Entries from a visual dataset:
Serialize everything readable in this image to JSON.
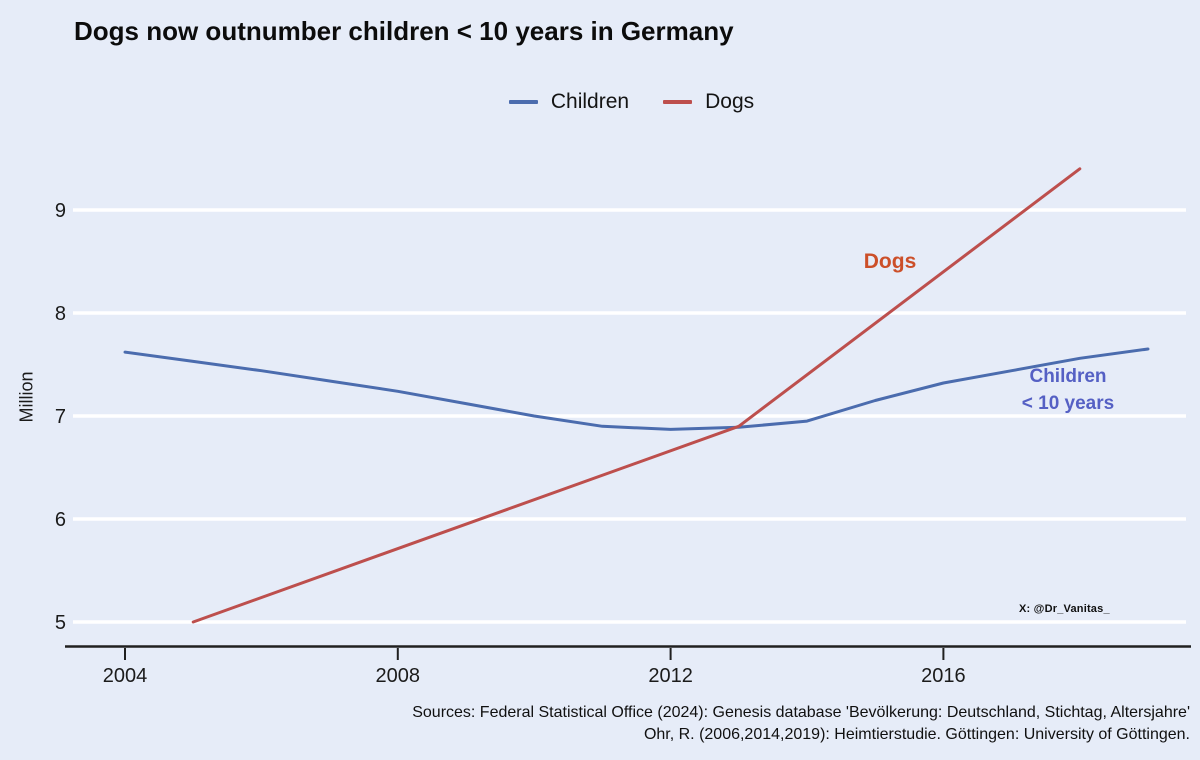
{
  "title": "Dogs now outnumber children < 10 years in Germany",
  "legend": {
    "items": [
      {
        "label": "Children",
        "color": "#4b6cae"
      },
      {
        "label": "Dogs",
        "color": "#bd4f4d"
      }
    ]
  },
  "annotations": {
    "dogs": {
      "text": "Dogs",
      "color": "#cc4f29"
    },
    "children": {
      "line1": "Children",
      "line2": "< 10 years",
      "color": "#5560c4"
    }
  },
  "watermark": "X: @Dr_Vanitas_",
  "sources": {
    "line1": "Sources: Federal Statistical Office (2024): Genesis database 'Bevölkerung: Deutschland, Stichtag, Altersjahre'",
    "line2": "Ohr, R. (2006,2014,2019): Heimtierstudie. Göttingen: University of Göttingen."
  },
  "chart_data": {
    "type": "line",
    "title": "Dogs now outnumber children < 10 years in Germany",
    "xlabel": "",
    "ylabel": "Million",
    "x_ticks": [
      2004,
      2008,
      2012,
      2016
    ],
    "y_ticks": [
      5,
      6,
      7,
      8,
      9
    ],
    "xlim": [
      2003.2,
      2019.6
    ],
    "ylim": [
      4.8,
      9.6
    ],
    "grid": "horizontal-white-on-light-blue",
    "legend_position": "top-center",
    "background": "#e6ecf8",
    "gridline_color": "#ffffff",
    "series": [
      {
        "name": "Children",
        "color": "#4b6cae",
        "x": [
          2004,
          2005,
          2006,
          2007,
          2008,
          2009,
          2010,
          2011,
          2012,
          2013,
          2014,
          2015,
          2016,
          2017,
          2018,
          2019
        ],
        "values": [
          7.62,
          7.53,
          7.44,
          7.34,
          7.24,
          7.12,
          7.0,
          6.9,
          6.87,
          6.89,
          6.95,
          7.15,
          7.32,
          7.44,
          7.56,
          7.65
        ]
      },
      {
        "name": "Dogs",
        "color": "#bd4f4d",
        "x": [
          2005,
          2013,
          2018
        ],
        "values": [
          5.0,
          6.9,
          9.4
        ]
      }
    ]
  }
}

YOUR TASK:
Please print the data above in its entirety, exactly, but without any picture.

TASK ANSWER:
Serialize everything readable in this image to JSON.
{
  "title": "Dogs now outnumber children < 10 years in Germany",
  "legend": {
    "items": [
      {
        "label": "Children",
        "color": "#4b6cae"
      },
      {
        "label": "Dogs",
        "color": "#bd4f4d"
      }
    ]
  },
  "annotations": {
    "dogs": {
      "text": "Dogs",
      "color": "#cc4f29"
    },
    "children": {
      "line1": "Children",
      "line2": "< 10 years",
      "color": "#5560c4"
    }
  },
  "watermark": "X: @Dr_Vanitas_",
  "sources": {
    "line1": "Sources: Federal Statistical Office (2024): Genesis database 'Bevölkerung: Deutschland, Stichtag, Altersjahre'",
    "line2": "Ohr, R. (2006,2014,2019): Heimtierstudie. Göttingen: University of Göttingen."
  },
  "chart_data": {
    "type": "line",
    "title": "Dogs now outnumber children < 10 years in Germany",
    "xlabel": "",
    "ylabel": "Million",
    "x_ticks": [
      2004,
      2008,
      2012,
      2016
    ],
    "y_ticks": [
      5,
      6,
      7,
      8,
      9
    ],
    "xlim": [
      2003.2,
      2019.6
    ],
    "ylim": [
      4.8,
      9.6
    ],
    "grid": "horizontal-white-on-light-blue",
    "legend_position": "top-center",
    "background": "#e6ecf8",
    "gridline_color": "#ffffff",
    "series": [
      {
        "name": "Children",
        "color": "#4b6cae",
        "x": [
          2004,
          2005,
          2006,
          2007,
          2008,
          2009,
          2010,
          2011,
          2012,
          2013,
          2014,
          2015,
          2016,
          2017,
          2018,
          2019
        ],
        "values": [
          7.62,
          7.53,
          7.44,
          7.34,
          7.24,
          7.12,
          7.0,
          6.9,
          6.87,
          6.89,
          6.95,
          7.15,
          7.32,
          7.44,
          7.56,
          7.65
        ]
      },
      {
        "name": "Dogs",
        "color": "#bd4f4d",
        "x": [
          2005,
          2013,
          2018
        ],
        "values": [
          5.0,
          6.9,
          9.4
        ]
      }
    ]
  }
}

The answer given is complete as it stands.